- _EXTRACTED RECORDS_
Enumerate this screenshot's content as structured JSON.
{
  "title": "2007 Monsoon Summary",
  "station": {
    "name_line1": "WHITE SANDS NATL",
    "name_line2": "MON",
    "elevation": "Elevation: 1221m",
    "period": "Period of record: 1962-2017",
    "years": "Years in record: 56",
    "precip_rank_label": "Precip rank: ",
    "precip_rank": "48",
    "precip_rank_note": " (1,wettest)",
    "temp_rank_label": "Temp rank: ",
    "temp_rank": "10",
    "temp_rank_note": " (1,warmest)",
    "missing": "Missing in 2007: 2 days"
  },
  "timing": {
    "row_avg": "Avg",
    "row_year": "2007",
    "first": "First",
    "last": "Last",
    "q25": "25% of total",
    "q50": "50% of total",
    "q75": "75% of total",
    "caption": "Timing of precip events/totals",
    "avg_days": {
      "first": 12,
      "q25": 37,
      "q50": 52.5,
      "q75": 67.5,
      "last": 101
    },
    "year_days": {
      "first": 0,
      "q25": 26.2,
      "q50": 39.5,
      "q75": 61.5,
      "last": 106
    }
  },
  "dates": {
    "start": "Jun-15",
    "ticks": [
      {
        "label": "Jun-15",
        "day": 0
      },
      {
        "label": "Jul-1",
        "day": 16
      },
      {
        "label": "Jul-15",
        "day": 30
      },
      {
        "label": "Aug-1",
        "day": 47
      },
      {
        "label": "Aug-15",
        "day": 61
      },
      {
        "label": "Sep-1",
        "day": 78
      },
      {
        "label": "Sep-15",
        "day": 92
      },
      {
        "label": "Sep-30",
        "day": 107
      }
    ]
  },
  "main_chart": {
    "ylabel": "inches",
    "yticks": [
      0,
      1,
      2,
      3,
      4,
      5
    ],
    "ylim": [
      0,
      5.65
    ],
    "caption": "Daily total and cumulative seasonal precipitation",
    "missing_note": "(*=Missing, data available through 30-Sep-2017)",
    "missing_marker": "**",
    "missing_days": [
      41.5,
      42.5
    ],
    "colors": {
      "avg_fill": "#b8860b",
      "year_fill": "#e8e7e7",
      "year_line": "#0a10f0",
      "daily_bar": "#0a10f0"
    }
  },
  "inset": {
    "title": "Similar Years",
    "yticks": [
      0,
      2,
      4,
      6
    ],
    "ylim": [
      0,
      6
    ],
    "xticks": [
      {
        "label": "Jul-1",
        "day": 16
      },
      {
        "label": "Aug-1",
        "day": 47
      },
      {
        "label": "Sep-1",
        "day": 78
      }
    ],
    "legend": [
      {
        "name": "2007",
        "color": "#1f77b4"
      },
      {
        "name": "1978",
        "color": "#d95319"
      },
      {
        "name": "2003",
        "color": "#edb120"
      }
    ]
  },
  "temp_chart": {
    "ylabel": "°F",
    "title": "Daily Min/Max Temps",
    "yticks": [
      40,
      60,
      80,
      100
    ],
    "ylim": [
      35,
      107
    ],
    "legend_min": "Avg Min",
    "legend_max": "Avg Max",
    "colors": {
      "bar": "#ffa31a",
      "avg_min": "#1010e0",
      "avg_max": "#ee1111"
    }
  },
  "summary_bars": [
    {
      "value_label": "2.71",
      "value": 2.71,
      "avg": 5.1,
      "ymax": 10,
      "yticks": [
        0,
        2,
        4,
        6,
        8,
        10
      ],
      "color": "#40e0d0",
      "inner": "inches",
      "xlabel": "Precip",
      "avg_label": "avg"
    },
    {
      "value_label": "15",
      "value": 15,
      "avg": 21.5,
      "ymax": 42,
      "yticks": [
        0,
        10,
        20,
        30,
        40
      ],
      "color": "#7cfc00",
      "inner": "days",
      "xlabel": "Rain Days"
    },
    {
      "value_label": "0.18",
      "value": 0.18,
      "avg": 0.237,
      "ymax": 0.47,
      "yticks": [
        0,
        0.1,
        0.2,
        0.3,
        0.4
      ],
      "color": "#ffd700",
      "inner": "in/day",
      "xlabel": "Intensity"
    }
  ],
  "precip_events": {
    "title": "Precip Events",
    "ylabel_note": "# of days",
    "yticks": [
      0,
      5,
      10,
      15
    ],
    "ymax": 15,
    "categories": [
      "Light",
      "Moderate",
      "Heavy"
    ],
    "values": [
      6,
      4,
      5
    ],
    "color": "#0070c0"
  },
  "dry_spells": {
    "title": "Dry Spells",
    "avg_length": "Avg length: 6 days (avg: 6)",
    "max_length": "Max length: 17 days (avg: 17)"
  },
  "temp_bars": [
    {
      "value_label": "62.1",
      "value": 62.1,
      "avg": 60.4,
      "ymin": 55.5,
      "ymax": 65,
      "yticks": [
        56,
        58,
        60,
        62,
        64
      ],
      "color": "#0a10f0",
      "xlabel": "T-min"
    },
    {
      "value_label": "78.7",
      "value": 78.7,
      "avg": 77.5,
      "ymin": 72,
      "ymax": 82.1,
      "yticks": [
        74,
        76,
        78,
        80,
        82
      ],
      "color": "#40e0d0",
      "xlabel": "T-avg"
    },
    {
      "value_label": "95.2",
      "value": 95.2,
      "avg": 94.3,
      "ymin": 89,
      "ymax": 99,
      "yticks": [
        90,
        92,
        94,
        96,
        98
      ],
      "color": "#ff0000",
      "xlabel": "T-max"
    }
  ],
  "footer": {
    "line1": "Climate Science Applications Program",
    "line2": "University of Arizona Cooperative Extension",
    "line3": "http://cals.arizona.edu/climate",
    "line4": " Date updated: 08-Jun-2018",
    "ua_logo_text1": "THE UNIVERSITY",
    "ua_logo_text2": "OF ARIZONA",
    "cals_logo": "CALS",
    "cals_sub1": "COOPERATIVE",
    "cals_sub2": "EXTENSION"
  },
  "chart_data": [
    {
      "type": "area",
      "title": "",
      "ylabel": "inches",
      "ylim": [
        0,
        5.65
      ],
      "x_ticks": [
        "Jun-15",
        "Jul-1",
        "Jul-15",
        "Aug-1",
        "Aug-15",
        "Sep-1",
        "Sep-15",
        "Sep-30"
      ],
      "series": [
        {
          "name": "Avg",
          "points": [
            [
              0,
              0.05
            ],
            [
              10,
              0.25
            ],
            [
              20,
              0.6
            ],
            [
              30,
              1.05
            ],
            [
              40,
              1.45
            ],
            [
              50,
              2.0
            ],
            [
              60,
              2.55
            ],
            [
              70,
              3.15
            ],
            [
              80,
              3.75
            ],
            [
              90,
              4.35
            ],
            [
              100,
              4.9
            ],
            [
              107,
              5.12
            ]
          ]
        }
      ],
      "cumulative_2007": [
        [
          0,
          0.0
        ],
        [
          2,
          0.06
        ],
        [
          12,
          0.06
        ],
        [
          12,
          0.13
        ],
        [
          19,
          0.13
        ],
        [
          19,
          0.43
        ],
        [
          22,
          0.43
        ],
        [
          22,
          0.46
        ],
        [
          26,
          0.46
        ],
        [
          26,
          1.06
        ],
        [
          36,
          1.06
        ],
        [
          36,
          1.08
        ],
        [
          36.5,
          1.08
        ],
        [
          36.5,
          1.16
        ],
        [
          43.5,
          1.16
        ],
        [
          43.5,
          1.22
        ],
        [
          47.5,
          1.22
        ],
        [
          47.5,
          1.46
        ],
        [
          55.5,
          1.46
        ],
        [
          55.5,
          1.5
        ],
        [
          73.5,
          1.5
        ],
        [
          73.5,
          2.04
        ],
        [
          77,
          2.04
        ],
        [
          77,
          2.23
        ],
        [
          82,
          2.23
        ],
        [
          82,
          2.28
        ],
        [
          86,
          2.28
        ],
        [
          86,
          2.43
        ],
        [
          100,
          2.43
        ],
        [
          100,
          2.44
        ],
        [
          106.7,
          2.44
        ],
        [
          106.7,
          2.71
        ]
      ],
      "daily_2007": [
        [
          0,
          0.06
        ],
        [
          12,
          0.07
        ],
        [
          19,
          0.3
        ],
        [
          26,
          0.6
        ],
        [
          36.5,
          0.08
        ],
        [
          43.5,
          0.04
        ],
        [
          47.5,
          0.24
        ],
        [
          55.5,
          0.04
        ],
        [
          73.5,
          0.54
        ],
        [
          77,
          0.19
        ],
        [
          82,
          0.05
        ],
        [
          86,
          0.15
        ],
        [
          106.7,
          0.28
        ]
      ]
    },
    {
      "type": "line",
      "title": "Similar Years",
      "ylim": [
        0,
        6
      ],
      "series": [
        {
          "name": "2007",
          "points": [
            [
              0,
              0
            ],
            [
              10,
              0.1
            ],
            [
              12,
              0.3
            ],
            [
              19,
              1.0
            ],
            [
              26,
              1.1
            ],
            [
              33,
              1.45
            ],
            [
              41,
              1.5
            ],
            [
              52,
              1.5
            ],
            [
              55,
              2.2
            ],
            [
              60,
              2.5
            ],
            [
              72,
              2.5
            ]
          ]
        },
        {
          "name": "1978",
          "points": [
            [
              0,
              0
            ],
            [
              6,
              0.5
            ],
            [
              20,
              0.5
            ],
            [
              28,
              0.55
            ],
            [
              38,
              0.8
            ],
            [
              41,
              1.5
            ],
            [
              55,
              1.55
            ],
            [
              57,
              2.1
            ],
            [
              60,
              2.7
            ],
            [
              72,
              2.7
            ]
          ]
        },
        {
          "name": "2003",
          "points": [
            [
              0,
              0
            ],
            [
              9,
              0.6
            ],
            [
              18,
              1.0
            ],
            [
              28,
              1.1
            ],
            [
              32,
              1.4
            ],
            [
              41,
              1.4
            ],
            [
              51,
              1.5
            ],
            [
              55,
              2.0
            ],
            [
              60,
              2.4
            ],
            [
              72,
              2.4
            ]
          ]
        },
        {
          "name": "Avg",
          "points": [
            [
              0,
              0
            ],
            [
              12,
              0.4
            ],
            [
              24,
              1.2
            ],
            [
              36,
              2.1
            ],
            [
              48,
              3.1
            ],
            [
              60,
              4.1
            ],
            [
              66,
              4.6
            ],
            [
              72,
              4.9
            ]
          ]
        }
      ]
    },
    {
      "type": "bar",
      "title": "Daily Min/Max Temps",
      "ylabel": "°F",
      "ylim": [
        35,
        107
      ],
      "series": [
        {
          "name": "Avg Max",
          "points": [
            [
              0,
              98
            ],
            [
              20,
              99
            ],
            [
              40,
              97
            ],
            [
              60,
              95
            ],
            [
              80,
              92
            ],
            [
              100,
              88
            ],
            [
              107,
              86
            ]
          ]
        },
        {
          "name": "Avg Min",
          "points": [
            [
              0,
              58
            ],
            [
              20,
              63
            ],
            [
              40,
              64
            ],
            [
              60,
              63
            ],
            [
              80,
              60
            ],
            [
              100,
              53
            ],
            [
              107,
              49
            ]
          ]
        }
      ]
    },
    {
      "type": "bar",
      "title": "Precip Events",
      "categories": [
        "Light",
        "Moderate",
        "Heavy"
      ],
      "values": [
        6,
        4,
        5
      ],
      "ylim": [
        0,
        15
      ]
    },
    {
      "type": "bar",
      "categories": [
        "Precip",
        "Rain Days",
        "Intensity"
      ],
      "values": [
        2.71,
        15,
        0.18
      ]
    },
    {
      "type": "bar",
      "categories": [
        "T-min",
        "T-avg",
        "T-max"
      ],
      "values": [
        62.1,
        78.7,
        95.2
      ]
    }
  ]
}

- _WHAT YOU HAVE TO DO_
Tally the lines that hold the string "Similar" and state the total, nothing more.

- _EXERCISE ANSWER_
2